Input -
####
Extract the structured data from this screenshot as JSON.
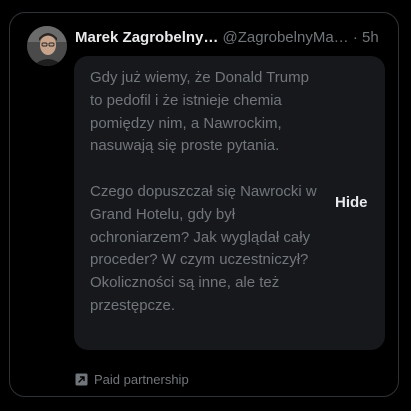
{
  "post": {
    "author_name": "Marek Zagrobelny…",
    "handle": "@ZagrobelnyMa…",
    "separator": "·",
    "time": "5h",
    "text": "Gdy już wiemy, że Donald Trump to pedofil i że istnieje chemia pomiędzy nim, a Nawrockim, nasuwają się proste pytania.\n\nCzego dopuszczał się Nawrocki w Grand Hotelu, gdy był ochroniarzem? Jak wyglądał cały proceder? W czym uczestniczył? Okoliczności są inne, ale też przestępcze.",
    "hide_label": "Hide",
    "footer_label": "Paid partnership"
  },
  "icons": {
    "paid": "arrow-up-right-square-icon"
  },
  "colors": {
    "background": "#000000",
    "border": "#2f3336",
    "bubble": "#16181c",
    "primary_text": "#e7e9ea",
    "secondary_text": "#71767b"
  }
}
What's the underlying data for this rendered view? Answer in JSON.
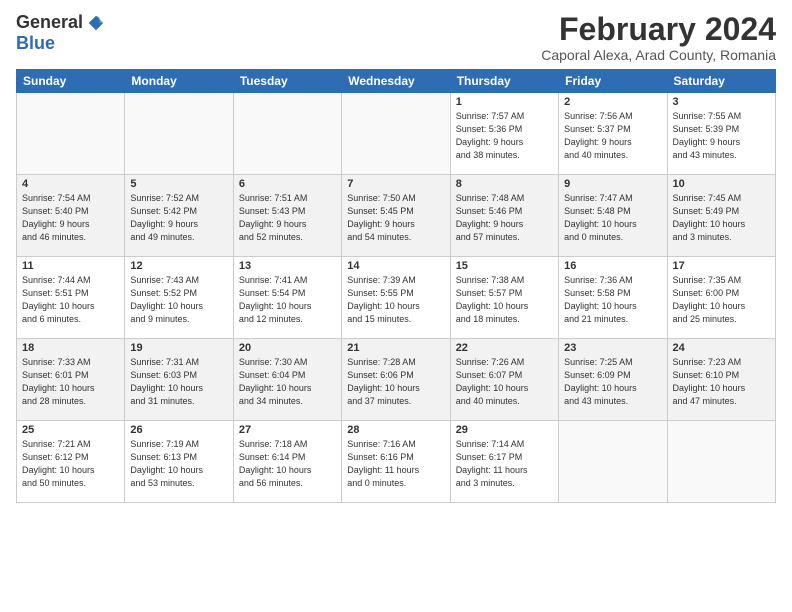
####
Task details - Go through the data above and transcribe it in full, omitting any image.

Finished exercise -
Extract the structured data from this screenshot as JSON.
{
  "post": {
    "author_name": "Marek Zagrobelny…",
    "handle": "@ZagrobelnyMa…",
    "separator": "·",
    "time": "5h",
    "text": "Gdy już wiemy, że Donald Trump to pedofil i że istnieje chemia pomiędzy nim, a Nawrockim, nasuwają się proste pytania.\n\nCzego dopuszczał się Nawrocki w Grand Hotelu, gdy był ochroniarzem? Jak wyglądał cały proceder? W czym uczestniczył? Okoliczności są inne, ale też przestępcze.",
    "hide_label": "Hide",
    "footer_label": "Paid partnership"
  },
  "icons": {
    "paid": "arrow-up-right-square-icon"
  },
  "colors": {
    "background": "#000000",
    "border": "#2f3336",
    "bubble": "#16181c",
    "primary_text": "#e7e9ea",
    "secondary_text": "#71767b"
  }
}
What's the underlying data for this rendered view? Answer in JSON.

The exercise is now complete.